Short exercise: Report the count of lines that carry the string "其他社会保障和就业支出", and add nothing.

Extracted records
——————

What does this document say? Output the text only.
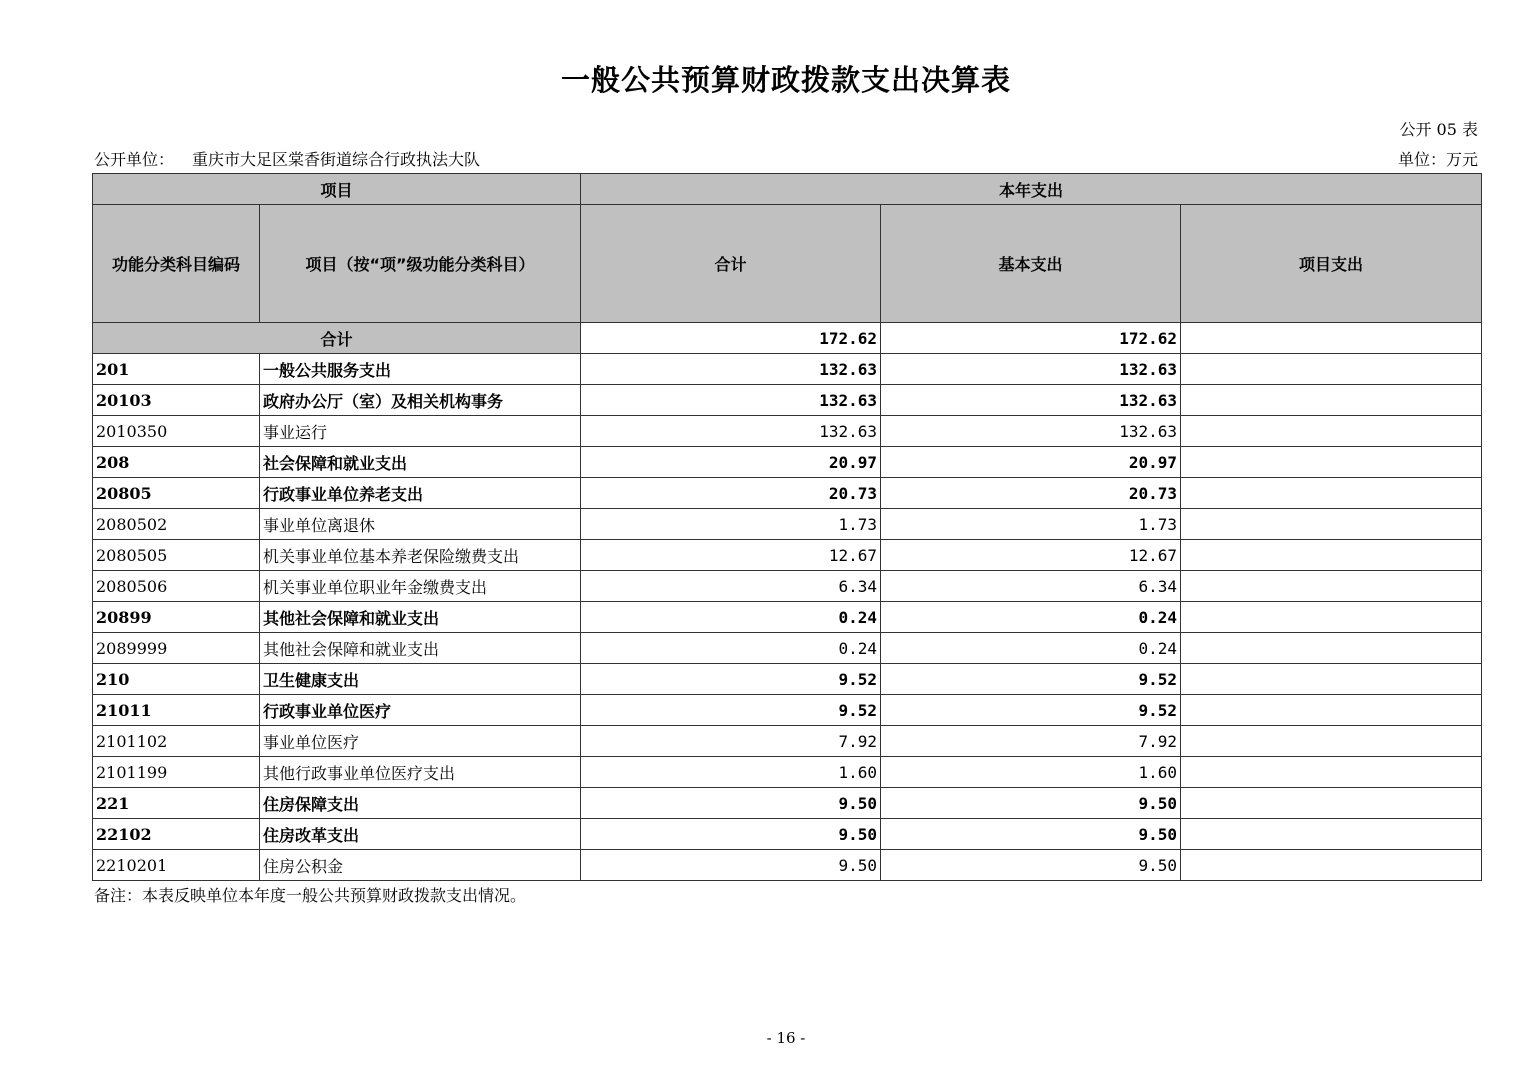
一般公共预算财政拨款支出决算表
公开 05 表
公开单位： 重庆市大足区棠香街道综合行政执法大队	单位：万元
项目		本年支出		
功能分类科目编码	项目（按“项”级功能分类科目）	合计	基本支出	项目支出
合计		172.62	172.62	
201	一般公共服务支出	132.63	132.63	
20103	政府办公厅（室）及相关机构事务	132.63	132.63	
2010350	事业运行	132.63	132.63	
208	社会保障和就业支出	20.97	20.97	
20805	行政事业单位养老支出	20.73	20.73	
2080502	事业单位离退休	1.73	1.73	
2080505	机关事业单位基本养老保险缴费支出	12.67	12.67	
2080506	机关事业单位职业年金缴费支出	6.34	6.34	
20899	其他社会保障和就业支出	0.24	0.24	
2089999	其他社会保障和就业支出	0.24	0.24	
210	卫生健康支出	9.52	9.52	
21011	行政事业单位医疗	9.52	9.52	
2101102	事业单位医疗	7.92	7.92	
2101199	其他行政事业单位医疗支出	1.60	1.60	
221	住房保障支出	9.50	9.50	
22102	住房改革支出	9.50	9.50	
2210201	住房公积金	9.50	9.50	
备注：本表反映单位本年度一般公共预算财政拨款支出情况。
- 16 -
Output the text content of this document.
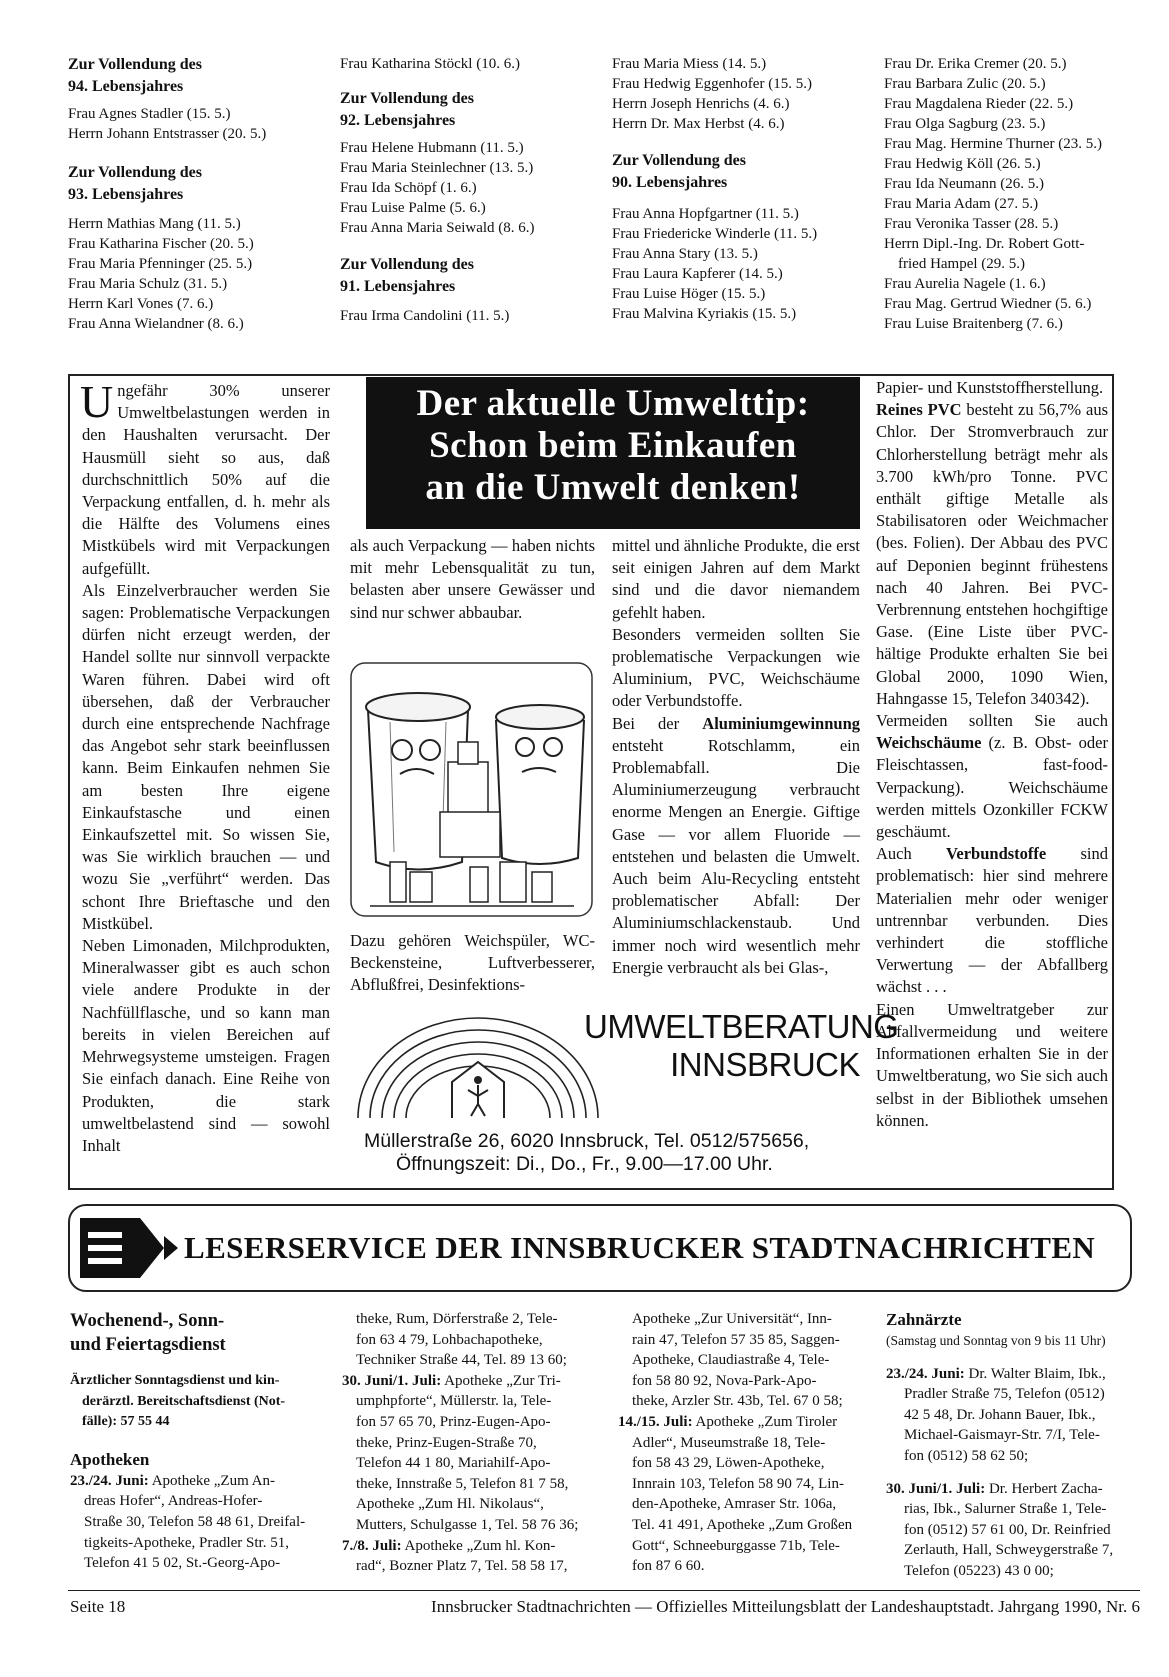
Zur Vollendung des
94. Lebensjahres

Frau Agnes Stadler (15. 5.)

Herrn Johann Entstrasser (20. 5.)

Zur Vollendung des
93. Lebensjahres

Herrn Mathias Mang (11. 5.)

Frau Katharina Fischer (20. 5.)

Frau Maria Pfenninger (25. 5.)

Frau Maria Schulz (31. 5.)

Herrn Karl Vones (7. 6.)

Frau Anna Wielandner (8. 6.)

Frau Katharina Stöckl (10. 6.)

Zur Vollendung des
92. Lebensjahres

Frau Helene Hubmann (11. 5.)

Frau Maria Steinlechner (13. 5.)

Frau Ida Schöpf (1. 6.)

Frau Luise Palme (5. 6.)

Frau Anna Maria Seiwald (8. 6.)

Zur Vollendung des
91. Lebensjahres

Frau Irma Candolini (11. 5.)

Frau Maria Miess (14. 5.)

Frau Hedwig Eggenhofer (15. 5.)

Herrn Joseph Henrichs (4. 6.)

Herrn Dr. Max Herbst (4. 6.)

Zur Vollendung des
90. Lebensjahres

Frau Anna Hopfgartner (11. 5.)

Frau Friedericke Winderle (11. 5.)

Frau Anna Stary (13. 5.)

Frau Laura Kapferer (14. 5.)

Frau Luise Höger (15. 5.)

Frau Malvina Kyriakis (15. 5.)

Frau Dr. Erika Cremer (20. 5.)

Frau Barbara Zulic (20. 5.)

Frau Magdalena Rieder (22. 5.)

Frau Olga Sagburg (23. 5.)

Frau Mag. Hermine Thurner (23. 5.)

Frau Hedwig Köll (26. 5.)

Frau Ida Neumann (26. 5.)

Frau Maria Adam (27. 5.)

Frau Veronika Tasser (28. 5.)

Herrn Dipl.-Ing. Dr. Robert Gott-

fried Hampel (29. 5.)

Frau Aurelia Nagele (1. 6.)

Frau Mag. Gertrud Wiedner (5. 6.)

Frau Luise Braitenberg (7. 6.)

Der aktuelle Umwelttip:
Schon beim Einkaufen
an die Umwelt denken!

Ungefähr 30% unserer Umweltbelastungen werden in den Haushalten verursacht. Der Hausmüll sieht so aus, daß durchschnittlich 50% auf die Verpackung entfallen, d. h. mehr als die Hälfte des Volumens eines Mistkübels wird mit Verpackungen aufgefüllt.

Als Einzelverbraucher werden Sie sagen: Problematische Verpackungen dürfen nicht erzeugt werden, der Handel sollte nur sinnvoll verpackte Waren führen. Dabei wird oft übersehen, daß der Verbraucher durch eine entsprechende Nachfrage das Angebot sehr stark beeinflussen kann. Beim Einkaufen nehmen Sie am besten Ihre eigene Einkaufstasche und einen Einkaufszettel mit. So wissen Sie, was Sie wirklich brauchen — und wozu Sie „verführt“ werden. Das schont Ihre Brieftasche und den Mistkübel.

Neben Limonaden, Milchprodukten, Mineralwasser gibt es auch schon viele andere Produkte in der Nachfüllflasche, und so kann man bereits in vielen Bereichen auf Mehrwegsysteme umsteigen. Fragen Sie einfach danach. Eine Reihe von Produkten, die stark umweltbelastend sind — sowohl Inhalt

als auch Verpackung — haben nichts mit mehr Lebensqualität zu tun, belasten aber unsere Gewässer und sind nur schwer abbaubar.

Dazu gehören Weichspüler, WC-Beckensteine, Luftverbesserer, Abflußfrei, Desinfektions-

mittel und ähnliche Produkte, die erst seit einigen Jahren auf dem Markt sind und die davor niemandem gefehlt haben.

Besonders vermeiden sollten Sie problematische Verpackungen wie Aluminium, PVC, Weichschäume oder Verbundstoffe.

Bei der Aluminiumgewinnung entsteht Rotschlamm, ein Problemabfall. Die Aluminiumerzeugung verbraucht enorme Mengen an Energie. Giftige Gase — vor allem Fluoride — entstehen und belasten die Umwelt. Auch beim Alu-Recycling entsteht problematischer Abfall: Der Aluminiumschlackenstaub. Und immer noch wird wesentlich mehr Energie verbraucht als bei Glas-,

Papier- und Kunststoffherstellung.

Reines PVC besteht zu 56,7% aus Chlor. Der Stromverbrauch zur Chlorherstellung beträgt mehr als 3.700 kWh/pro Tonne. PVC enthält giftige Metalle als Stabilisatoren oder Weichmacher (bes. Folien). Der Abbau des PVC auf Deponien beginnt frühestens nach 40 Jahren. Bei PVC-Verbrennung entstehen hochgiftige Gase. (Eine Liste über PVC-hältige Produkte erhalten Sie bei Global 2000, 1090 Wien, Hahngasse 15, Telefon 340342).

Vermeiden sollten Sie auch Weichschäume (z. B. Obst- oder Fleischtassen, fast-food-Verpackung). Weichschäume werden mittels Ozonkiller FCKW geschäumt.

Auch Verbundstoffe sind problematisch: hier sind mehrere Materialien mehr oder weniger untrennbar verbunden. Dies verhindert die stoffliche Verwertung — der Abfallberg wächst . . .

Einen Umweltratgeber zur Abfallvermeidung und weitere Informationen erhalten Sie in der Umweltberatung, wo Sie sich auch selbst in der Bibliothek umsehen können.

UMWELTBERATUNG
INNSBRUCK
Müllerstraße 26, 6020 Innsbruck, Tel. 0512/575656,
Öffnungszeit: Di., Do., Fr., 9.00—17.00 Uhr.
LESERSERVICE DER INNSBRUCKER STADTNACHRICHTEN

Wochenend-, Sonn-
und Feiertagsdienst

Ärztlicher Sonntagsdienst und kin-
derärztl. Bereitschaftsdienst (Not-
fälle): 57 55 44

Apotheken

23./24. Juni: Apotheke „Zum An-

dreas Hofer“, Andreas-Hofer-

Straße 30, Telefon 58 48 61, Dreifal-

tigkeits-Apotheke, Pradler Str. 51,

Telefon 41 5 02, St.-Georg-Apo-

theke, Rum, Dörferstraße 2, Tele-

fon 63 4 79, Lohbachapotheke,

Techniker Straße 44, Tel. 89 13 60;

30. Juni/1. Juli: Apotheke „Zur Tri-

umphpforte“, Müllerstr. la, Tele-

fon 57 65 70, Prinz-Eugen-Apo-

theke, Prinz-Eugen-Straße 70,

Telefon 44 1 80, Mariahilf-Apo-

theke, Innstraße 5, Telefon 81 7 58,

Apotheke „Zum Hl. Nikolaus“,

Mutters, Schulgasse 1, Tel. 58 76 36;

7./8. Juli: Apotheke „Zum hl. Kon-

rad“, Bozner Platz 7, Tel. 58 58 17,

Apotheke „Zur Universität“, Inn-

rain 47, Telefon 57 35 85, Saggen-

Apotheke, Claudiastraße 4, Tele-

fon 58 80 92, Nova-Park-Apo-

theke, Arzler Str. 43b, Tel. 67 0 58;

14./15. Juli: Apotheke „Zum Tiroler

Adler“, Museumstraße 18, Tele-

fon 58 43 29, Löwen-Apotheke,

Innrain 103, Telefon 58 90 74, Lin-

den-Apotheke, Amraser Str. 106a,

Tel. 41 491, Apotheke „Zum Großen

Gott“, Schneeburggasse 71b, Tele-

fon 87 6 60.

Zahnärzte

(Samstag und Sonntag von 9 bis 11 Uhr)

23./24. Juni: Dr. Walter Blaim, Ibk.,

Pradler Straße 75, Telefon (0512)

42 5 48, Dr. Johann Bauer, Ibk.,

Michael-Gaismayr-Str. 7/I, Tele-

fon (0512) 58 62 50;

30. Juni/1. Juli: Dr. Herbert Zacha-

rias, Ibk., Salurner Straße 1, Tele-

fon (0512) 57 61 00, Dr. Reinfried

Zerlauth, Hall, Schweygerstraße 7,

Telefon (05223) 43 0 00;

Seite 18	Innsbrucker Stadtnachrichten — Offizielles Mitteilungsblatt der Landeshauptstadt. Jahrgang 1990, Nr. 6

——————

Worked solution: 2